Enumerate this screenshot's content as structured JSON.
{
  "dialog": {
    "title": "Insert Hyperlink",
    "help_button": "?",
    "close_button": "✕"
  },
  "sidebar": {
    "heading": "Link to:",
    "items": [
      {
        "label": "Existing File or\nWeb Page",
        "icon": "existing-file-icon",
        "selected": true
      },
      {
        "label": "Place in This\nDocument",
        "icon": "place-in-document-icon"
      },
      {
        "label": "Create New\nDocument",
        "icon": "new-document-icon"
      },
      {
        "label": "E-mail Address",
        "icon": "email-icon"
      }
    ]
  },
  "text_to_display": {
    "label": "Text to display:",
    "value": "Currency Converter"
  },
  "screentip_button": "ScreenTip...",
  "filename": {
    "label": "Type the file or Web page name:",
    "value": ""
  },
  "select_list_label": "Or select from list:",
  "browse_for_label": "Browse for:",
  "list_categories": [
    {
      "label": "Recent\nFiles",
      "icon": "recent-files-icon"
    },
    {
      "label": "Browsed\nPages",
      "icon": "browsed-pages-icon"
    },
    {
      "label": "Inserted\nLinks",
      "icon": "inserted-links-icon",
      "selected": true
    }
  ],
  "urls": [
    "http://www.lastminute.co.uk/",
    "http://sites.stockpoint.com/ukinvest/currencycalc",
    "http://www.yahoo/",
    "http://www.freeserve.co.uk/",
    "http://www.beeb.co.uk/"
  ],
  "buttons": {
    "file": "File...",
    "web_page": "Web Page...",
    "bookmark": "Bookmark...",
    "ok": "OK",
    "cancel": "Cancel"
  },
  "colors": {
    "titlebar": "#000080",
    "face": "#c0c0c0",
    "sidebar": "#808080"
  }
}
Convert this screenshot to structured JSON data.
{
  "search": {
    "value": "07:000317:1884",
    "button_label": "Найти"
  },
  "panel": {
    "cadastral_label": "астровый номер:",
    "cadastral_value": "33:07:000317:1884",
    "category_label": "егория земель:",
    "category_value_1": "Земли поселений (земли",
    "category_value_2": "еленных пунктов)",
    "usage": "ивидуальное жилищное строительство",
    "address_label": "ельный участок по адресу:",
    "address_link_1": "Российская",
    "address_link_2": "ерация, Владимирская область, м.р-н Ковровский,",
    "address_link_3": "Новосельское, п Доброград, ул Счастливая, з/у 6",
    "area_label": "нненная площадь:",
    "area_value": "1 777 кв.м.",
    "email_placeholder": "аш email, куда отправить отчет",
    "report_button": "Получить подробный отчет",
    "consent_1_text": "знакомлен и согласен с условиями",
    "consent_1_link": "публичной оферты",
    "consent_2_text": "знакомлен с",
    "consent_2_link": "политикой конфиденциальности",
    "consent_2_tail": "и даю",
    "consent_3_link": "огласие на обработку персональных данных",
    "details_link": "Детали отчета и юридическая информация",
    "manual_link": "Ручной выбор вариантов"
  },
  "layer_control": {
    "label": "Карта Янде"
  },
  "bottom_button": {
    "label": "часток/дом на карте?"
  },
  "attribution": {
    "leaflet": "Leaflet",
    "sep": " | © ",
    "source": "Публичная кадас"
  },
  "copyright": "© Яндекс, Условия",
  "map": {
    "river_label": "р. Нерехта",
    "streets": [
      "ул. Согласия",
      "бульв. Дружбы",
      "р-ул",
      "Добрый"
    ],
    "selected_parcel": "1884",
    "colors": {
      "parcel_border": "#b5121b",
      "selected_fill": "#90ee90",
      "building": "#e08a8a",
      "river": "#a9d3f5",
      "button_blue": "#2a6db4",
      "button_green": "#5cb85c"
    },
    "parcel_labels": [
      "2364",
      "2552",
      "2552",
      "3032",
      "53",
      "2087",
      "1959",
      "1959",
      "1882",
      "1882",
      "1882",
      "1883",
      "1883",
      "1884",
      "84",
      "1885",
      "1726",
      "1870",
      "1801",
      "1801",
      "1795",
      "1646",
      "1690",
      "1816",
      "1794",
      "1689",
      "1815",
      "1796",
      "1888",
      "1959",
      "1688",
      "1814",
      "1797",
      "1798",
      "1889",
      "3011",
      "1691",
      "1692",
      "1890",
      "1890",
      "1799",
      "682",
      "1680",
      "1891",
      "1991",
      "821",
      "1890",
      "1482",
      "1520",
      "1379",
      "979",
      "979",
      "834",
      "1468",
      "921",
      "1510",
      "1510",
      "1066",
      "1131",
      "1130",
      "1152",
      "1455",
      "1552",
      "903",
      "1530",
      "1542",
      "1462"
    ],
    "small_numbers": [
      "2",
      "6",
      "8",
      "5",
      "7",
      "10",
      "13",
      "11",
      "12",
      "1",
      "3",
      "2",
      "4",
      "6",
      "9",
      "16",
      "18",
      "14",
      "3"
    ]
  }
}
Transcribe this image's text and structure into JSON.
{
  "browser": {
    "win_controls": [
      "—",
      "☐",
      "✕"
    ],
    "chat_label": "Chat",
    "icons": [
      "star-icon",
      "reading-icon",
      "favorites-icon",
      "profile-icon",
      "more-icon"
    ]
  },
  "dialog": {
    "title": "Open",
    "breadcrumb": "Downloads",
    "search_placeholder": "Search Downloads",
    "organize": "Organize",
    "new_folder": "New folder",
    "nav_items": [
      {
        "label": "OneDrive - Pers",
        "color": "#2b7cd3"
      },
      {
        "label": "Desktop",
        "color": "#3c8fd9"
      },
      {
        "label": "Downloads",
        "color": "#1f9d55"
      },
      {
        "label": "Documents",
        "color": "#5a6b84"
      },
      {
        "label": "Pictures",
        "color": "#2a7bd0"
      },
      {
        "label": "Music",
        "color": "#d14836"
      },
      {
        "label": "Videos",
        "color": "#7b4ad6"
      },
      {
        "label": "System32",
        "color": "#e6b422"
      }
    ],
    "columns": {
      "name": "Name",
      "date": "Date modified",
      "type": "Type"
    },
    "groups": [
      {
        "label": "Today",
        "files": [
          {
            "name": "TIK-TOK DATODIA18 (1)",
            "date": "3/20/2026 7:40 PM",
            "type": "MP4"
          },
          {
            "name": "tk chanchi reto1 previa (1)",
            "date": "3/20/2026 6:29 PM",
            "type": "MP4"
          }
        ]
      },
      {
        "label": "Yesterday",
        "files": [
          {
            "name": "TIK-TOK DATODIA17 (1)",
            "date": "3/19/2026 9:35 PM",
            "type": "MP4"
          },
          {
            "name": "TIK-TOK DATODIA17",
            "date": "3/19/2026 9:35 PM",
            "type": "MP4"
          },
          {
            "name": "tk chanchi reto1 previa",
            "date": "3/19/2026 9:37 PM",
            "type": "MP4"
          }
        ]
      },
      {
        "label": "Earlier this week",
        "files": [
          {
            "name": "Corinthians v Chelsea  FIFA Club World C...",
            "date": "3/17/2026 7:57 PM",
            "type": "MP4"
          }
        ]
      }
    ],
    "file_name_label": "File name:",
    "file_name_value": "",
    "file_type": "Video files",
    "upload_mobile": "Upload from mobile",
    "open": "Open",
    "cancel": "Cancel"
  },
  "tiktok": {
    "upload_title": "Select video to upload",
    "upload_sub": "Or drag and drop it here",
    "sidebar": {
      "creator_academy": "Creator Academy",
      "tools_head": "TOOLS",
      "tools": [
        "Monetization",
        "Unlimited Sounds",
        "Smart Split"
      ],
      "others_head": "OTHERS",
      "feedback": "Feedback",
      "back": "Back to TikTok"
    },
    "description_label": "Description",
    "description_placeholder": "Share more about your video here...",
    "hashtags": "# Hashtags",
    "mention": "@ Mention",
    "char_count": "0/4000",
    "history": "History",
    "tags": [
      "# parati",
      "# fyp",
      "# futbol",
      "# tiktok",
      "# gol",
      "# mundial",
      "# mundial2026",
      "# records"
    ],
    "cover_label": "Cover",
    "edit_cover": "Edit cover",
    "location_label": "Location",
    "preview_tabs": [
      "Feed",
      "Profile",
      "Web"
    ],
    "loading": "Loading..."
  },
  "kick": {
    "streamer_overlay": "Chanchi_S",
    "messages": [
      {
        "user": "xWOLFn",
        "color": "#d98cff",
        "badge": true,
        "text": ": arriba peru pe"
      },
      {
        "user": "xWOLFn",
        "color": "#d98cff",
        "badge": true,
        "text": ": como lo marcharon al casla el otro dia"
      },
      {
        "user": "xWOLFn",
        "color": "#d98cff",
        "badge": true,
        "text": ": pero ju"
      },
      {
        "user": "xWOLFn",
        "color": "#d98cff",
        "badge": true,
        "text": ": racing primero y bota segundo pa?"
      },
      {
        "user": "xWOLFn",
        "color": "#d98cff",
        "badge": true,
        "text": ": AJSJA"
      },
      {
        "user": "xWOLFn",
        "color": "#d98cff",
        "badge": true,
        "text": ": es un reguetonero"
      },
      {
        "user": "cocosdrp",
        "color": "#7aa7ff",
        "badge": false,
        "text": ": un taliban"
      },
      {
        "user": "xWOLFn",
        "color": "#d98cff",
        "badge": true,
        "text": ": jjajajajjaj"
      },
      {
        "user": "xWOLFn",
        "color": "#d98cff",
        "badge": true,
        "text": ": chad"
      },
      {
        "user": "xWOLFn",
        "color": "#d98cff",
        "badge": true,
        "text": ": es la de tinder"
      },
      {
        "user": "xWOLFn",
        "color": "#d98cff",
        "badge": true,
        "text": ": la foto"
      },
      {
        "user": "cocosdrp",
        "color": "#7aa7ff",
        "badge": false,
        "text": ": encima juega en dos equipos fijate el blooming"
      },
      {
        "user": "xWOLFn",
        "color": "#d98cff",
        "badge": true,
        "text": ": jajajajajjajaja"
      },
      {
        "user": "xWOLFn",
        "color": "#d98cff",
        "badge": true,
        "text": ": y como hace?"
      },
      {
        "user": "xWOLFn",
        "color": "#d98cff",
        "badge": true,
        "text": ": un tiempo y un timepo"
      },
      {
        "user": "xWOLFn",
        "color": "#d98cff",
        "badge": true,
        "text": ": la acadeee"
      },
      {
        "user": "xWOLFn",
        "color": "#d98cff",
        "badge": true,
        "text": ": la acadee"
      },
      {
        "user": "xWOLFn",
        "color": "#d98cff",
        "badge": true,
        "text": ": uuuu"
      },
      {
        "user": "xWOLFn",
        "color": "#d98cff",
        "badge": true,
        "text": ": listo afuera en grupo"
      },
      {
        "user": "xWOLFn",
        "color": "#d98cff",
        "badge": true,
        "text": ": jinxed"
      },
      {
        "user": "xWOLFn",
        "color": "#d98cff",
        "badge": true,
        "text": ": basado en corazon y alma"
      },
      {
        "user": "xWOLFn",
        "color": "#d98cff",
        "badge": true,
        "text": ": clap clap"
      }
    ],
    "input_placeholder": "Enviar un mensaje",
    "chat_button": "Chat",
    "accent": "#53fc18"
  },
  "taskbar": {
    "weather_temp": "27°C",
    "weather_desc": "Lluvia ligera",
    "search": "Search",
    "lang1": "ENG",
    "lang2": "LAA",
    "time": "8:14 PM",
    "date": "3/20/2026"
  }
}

REQUEST:
Locate and copy each line in the data above that includes the word "structured".

ANSWER TO THE PROBLEM:
Enumerate this screenshot's content as structured JSON.
Convert this screenshot to structured JSON data.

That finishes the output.